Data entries
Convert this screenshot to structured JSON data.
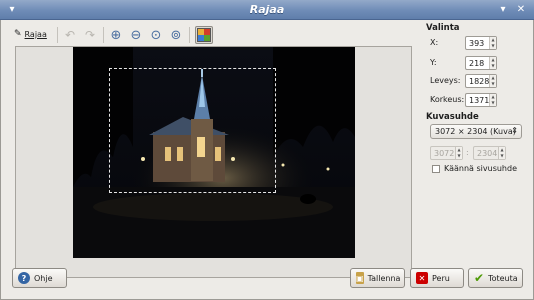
{
  "window": {
    "title": "Rajaa",
    "menu_icon": "window-menu-icon",
    "minimize_icon": "minimize-icon",
    "close_icon": "close-icon"
  },
  "toolbar": {
    "tool_label": "Rajaa",
    "tool_icon": "crop-pen-icon",
    "icons": [
      "undo-icon",
      "redo-icon",
      "zoom-in-icon",
      "zoom-out-icon",
      "zoom-fit-icon",
      "zoom-normal-icon",
      "show-crop-guides-icon"
    ]
  },
  "selection": {
    "heading": "Valinta",
    "x_label": "X:",
    "x_value": "393",
    "y_label": "Y:",
    "y_value": "218",
    "width_label": "Leveys:",
    "width_value": "1828",
    "height_label": "Korkeus:",
    "height_value": "1371"
  },
  "aspect": {
    "heading": "Kuvasuhde",
    "ratio_value": "3072 × 2304 (Kuva)",
    "ratio_w": "3072",
    "ratio_h": "2304",
    "swap_label": "Käännä sivusuhde",
    "swap_checked": false
  },
  "buttons": {
    "help": "Ohje",
    "save": "Tallenna",
    "cancel": "Peru",
    "apply": "Toteuta"
  },
  "colors": {
    "titlebar": "#6f8cb7",
    "window_bg": "#edebe7",
    "apply_icon": "#4e9a06",
    "cancel_icon": "#cc0000",
    "help_icon": "#3465a4"
  }
}
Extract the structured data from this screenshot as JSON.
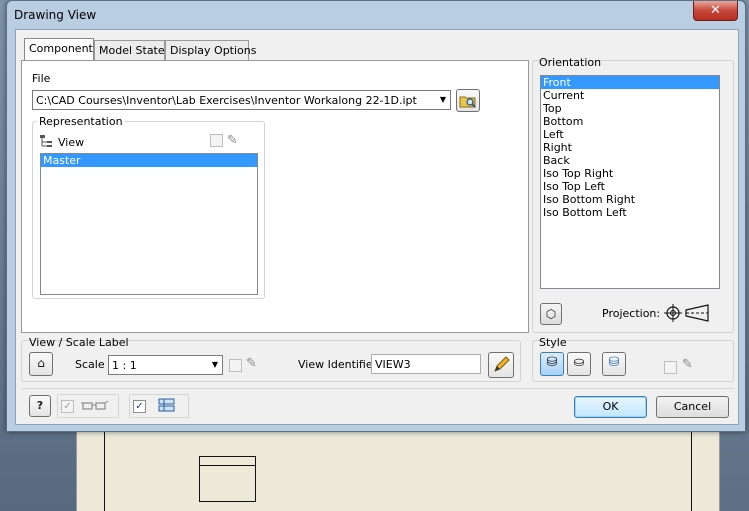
{
  "dialog": {
    "title": "Drawing View",
    "close_label": "✕"
  },
  "tabs": [
    {
      "label": "Component",
      "active": true
    },
    {
      "label": "Model State",
      "active": false
    },
    {
      "label": "Display Options",
      "active": false
    }
  ],
  "component": {
    "file_label": "File",
    "file_value": "C:\\CAD Courses\\Inventor\\Lab Exercises\\Inventor Workalong 22-1D.ipt",
    "representation_label": "Representation",
    "view_label": "View",
    "rep_items": [
      "Master"
    ],
    "rep_selected": "Master"
  },
  "orientation": {
    "label": "Orientation",
    "items": [
      "Front",
      "Current",
      "Top",
      "Bottom",
      "Left",
      "Right",
      "Back",
      "Iso Top Right",
      "Iso Top Left",
      "Iso Bottom Right",
      "Iso Bottom Left"
    ],
    "selected": "Front",
    "projection_label": "Projection:"
  },
  "view_scale": {
    "label": "View / Scale Label",
    "scale_label": "Scale",
    "scale_value": "1 : 1",
    "view_identifier_label": "View Identifier",
    "view_identifier_value": "VIEW3"
  },
  "style": {
    "label": "Style"
  },
  "buttons": {
    "ok": "OK",
    "cancel": "Cancel"
  },
  "colors": {
    "selection": "#3399ff",
    "dialog_frame": "#b9cde3",
    "close_button": "#c7473a"
  }
}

■ **Stated exercise**:
Above are the records. Identify each line that contains the word "screenshot".

■ **The answer**:
Convert this screenshot to structured JSON data.
Extract the structured data from this screenshot as JSON.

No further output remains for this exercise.